▶ _EXERCISE DETAILS_:
Keep the wording of each record exactly the same when you repeat it, and leave out pictures.

▶ _TASK MATERIAL_:
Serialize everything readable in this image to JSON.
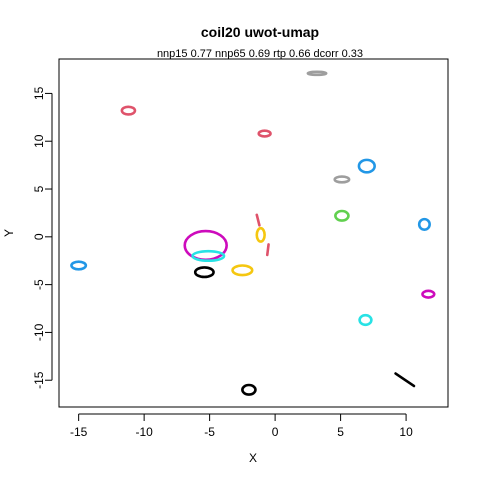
{
  "chart_data": {
    "type": "scatter",
    "title": "coil20 uwot-umap",
    "subtitle": "nnp15 0.77 nnp65 0.69 rtp 0.66 dcorr 0.33",
    "xlabel": "X",
    "ylabel": "Y",
    "xlim": [
      -16.5,
      13.2
    ],
    "ylim": [
      -17.8,
      18.6
    ],
    "xticks": [
      -15,
      -10,
      -5,
      0,
      5,
      10
    ],
    "yticks": [
      -15,
      -10,
      -5,
      0,
      5,
      10,
      15
    ],
    "grid": false,
    "legend": "none",
    "clusters": [
      {
        "shape": "ellipse",
        "cx": -11.2,
        "cy": 13.2,
        "rx": 0.5,
        "ry": 0.4,
        "color": "#DF536B"
      },
      {
        "shape": "ellipse",
        "cx": 3.2,
        "cy": 17.1,
        "rx": 0.7,
        "ry": 0.15,
        "color": "#9E9E9E"
      },
      {
        "shape": "ellipse",
        "cx": -0.8,
        "cy": 10.8,
        "rx": 0.45,
        "ry": 0.3,
        "color": "#DF536B"
      },
      {
        "shape": "ellipse",
        "cx": 7.0,
        "cy": 7.4,
        "rx": 0.6,
        "ry": 0.65,
        "color": "#2297E6"
      },
      {
        "shape": "ellipse",
        "cx": 5.1,
        "cy": 6.0,
        "rx": 0.55,
        "ry": 0.3,
        "color": "#9E9E9E"
      },
      {
        "shape": "ellipse",
        "cx": 5.1,
        "cy": 2.2,
        "rx": 0.5,
        "ry": 0.5,
        "color": "#61D04F"
      },
      {
        "shape": "ellipse",
        "cx": 11.4,
        "cy": 1.3,
        "rx": 0.4,
        "ry": 0.55,
        "color": "#2297E6"
      },
      {
        "shape": "ellipse",
        "cx": -5.3,
        "cy": -0.9,
        "rx": 1.6,
        "ry": 1.5,
        "color": "#CD0BBC"
      },
      {
        "shape": "ellipse",
        "cx": -5.1,
        "cy": -2.0,
        "rx": 1.2,
        "ry": 0.5,
        "color": "#28E2E5"
      },
      {
        "shape": "ellipse",
        "cx": -5.4,
        "cy": -3.7,
        "rx": 0.7,
        "ry": 0.5,
        "color": "#000000"
      },
      {
        "shape": "ellipse",
        "cx": -2.5,
        "cy": -3.5,
        "rx": 0.75,
        "ry": 0.5,
        "color": "#F5C710"
      },
      {
        "shape": "ellipse",
        "cx": -1.1,
        "cy": 0.2,
        "rx": 0.3,
        "ry": 0.7,
        "color": "#F5C710"
      },
      {
        "shape": "ellipse",
        "cx": -15.0,
        "cy": -3.0,
        "rx": 0.55,
        "ry": 0.4,
        "color": "#2297E6"
      },
      {
        "shape": "ellipse",
        "cx": 11.7,
        "cy": -6.0,
        "rx": 0.45,
        "ry": 0.35,
        "color": "#CD0BBC"
      },
      {
        "shape": "ellipse",
        "cx": 6.9,
        "cy": -8.7,
        "rx": 0.45,
        "ry": 0.5,
        "color": "#28E2E5"
      },
      {
        "shape": "ellipse",
        "cx": -2.0,
        "cy": -16.0,
        "rx": 0.5,
        "ry": 0.5,
        "color": "#000000"
      },
      {
        "shape": "line",
        "points": [
          [
            -1.4,
            2.3
          ],
          [
            -1.2,
            1.2
          ]
        ],
        "color": "#DF536B"
      },
      {
        "shape": "line",
        "points": [
          [
            -0.5,
            -0.8
          ],
          [
            -0.6,
            -1.9
          ]
        ],
        "color": "#DF536B"
      },
      {
        "shape": "line",
        "points": [
          [
            9.2,
            -14.3
          ],
          [
            10.6,
            -15.6
          ]
        ],
        "color": "#000000"
      }
    ]
  }
}
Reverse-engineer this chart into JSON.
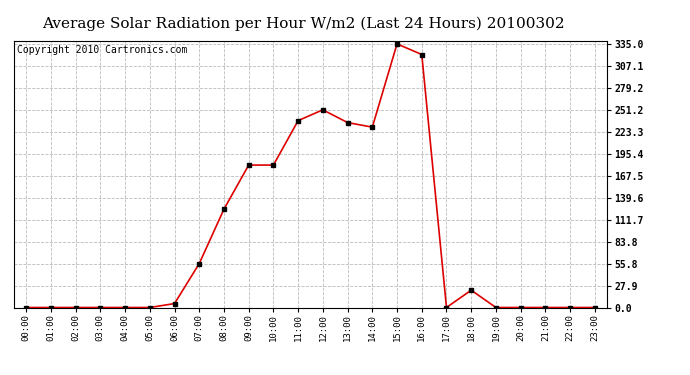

▶ _EXERCISE RESPONSE_:
Serialize everything readable in this image to JSON.
{
  "chart_data": {
    "type": "scatter",
    "title": "coil20 uwot-umap",
    "subtitle": "nnp15 0.77 nnp65 0.69 rtp 0.66 dcorr 0.33",
    "xlabel": "X",
    "ylabel": "Y",
    "xlim": [
      -16.5,
      13.2
    ],
    "ylim": [
      -17.8,
      18.6
    ],
    "xticks": [
      -15,
      -10,
      -5,
      0,
      5,
      10
    ],
    "yticks": [
      -15,
      -10,
      -5,
      0,
      5,
      10,
      15
    ],
    "grid": false,
    "legend": "none",
    "clusters": [
      {
        "shape": "ellipse",
        "cx": -11.2,
        "cy": 13.2,
        "rx": 0.5,
        "ry": 0.4,
        "color": "#DF536B"
      },
      {
        "shape": "ellipse",
        "cx": 3.2,
        "cy": 17.1,
        "rx": 0.7,
        "ry": 0.15,
        "color": "#9E9E9E"
      },
      {
        "shape": "ellipse",
        "cx": -0.8,
        "cy": 10.8,
        "rx": 0.45,
        "ry": 0.3,
        "color": "#DF536B"
      },
      {
        "shape": "ellipse",
        "cx": 7.0,
        "cy": 7.4,
        "rx": 0.6,
        "ry": 0.65,
        "color": "#2297E6"
      },
      {
        "shape": "ellipse",
        "cx": 5.1,
        "cy": 6.0,
        "rx": 0.55,
        "ry": 0.3,
        "color": "#9E9E9E"
      },
      {
        "shape": "ellipse",
        "cx": 5.1,
        "cy": 2.2,
        "rx": 0.5,
        "ry": 0.5,
        "color": "#61D04F"
      },
      {
        "shape": "ellipse",
        "cx": 11.4,
        "cy": 1.3,
        "rx": 0.4,
        "ry": 0.55,
        "color": "#2297E6"
      },
      {
        "shape": "ellipse",
        "cx": -5.3,
        "cy": -0.9,
        "rx": 1.6,
        "ry": 1.5,
        "color": "#CD0BBC"
      },
      {
        "shape": "ellipse",
        "cx": -5.1,
        "cy": -2.0,
        "rx": 1.2,
        "ry": 0.5,
        "color": "#28E2E5"
      },
      {
        "shape": "ellipse",
        "cx": -5.4,
        "cy": -3.7,
        "rx": 0.7,
        "ry": 0.5,
        "color": "#000000"
      },
      {
        "shape": "ellipse",
        "cx": -2.5,
        "cy": -3.5,
        "rx": 0.75,
        "ry": 0.5,
        "color": "#F5C710"
      },
      {
        "shape": "ellipse",
        "cx": -1.1,
        "cy": 0.2,
        "rx": 0.3,
        "ry": 0.7,
        "color": "#F5C710"
      },
      {
        "shape": "ellipse",
        "cx": -15.0,
        "cy": -3.0,
        "rx": 0.55,
        "ry": 0.4,
        "color": "#2297E6"
      },
      {
        "shape": "ellipse",
        "cx": 11.7,
        "cy": -6.0,
        "rx": 0.45,
        "ry": 0.35,
        "color": "#CD0BBC"
      },
      {
        "shape": "ellipse",
        "cx": 6.9,
        "cy": -8.7,
        "rx": 0.45,
        "ry": 0.5,
        "color": "#28E2E5"
      },
      {
        "shape": "ellipse",
        "cx": -2.0,
        "cy": -16.0,
        "rx": 0.5,
        "ry": 0.5,
        "color": "#000000"
      },
      {
        "shape": "line",
        "points": [
          [
            -1.4,
            2.3
          ],
          [
            -1.2,
            1.2
          ]
        ],
        "color": "#DF536B"
      },
      {
        "shape": "line",
        "points": [
          [
            -0.5,
            -0.8
          ],
          [
            -0.6,
            -1.9
          ]
        ],
        "color": "#DF536B"
      },
      {
        "shape": "line",
        "points": [
          [
            9.2,
            -14.3
          ],
          [
            10.6,
            -15.6
          ]
        ],
        "color": "#000000"
      }
    ]
  }
}
Reverse-engineer this chart into JSON.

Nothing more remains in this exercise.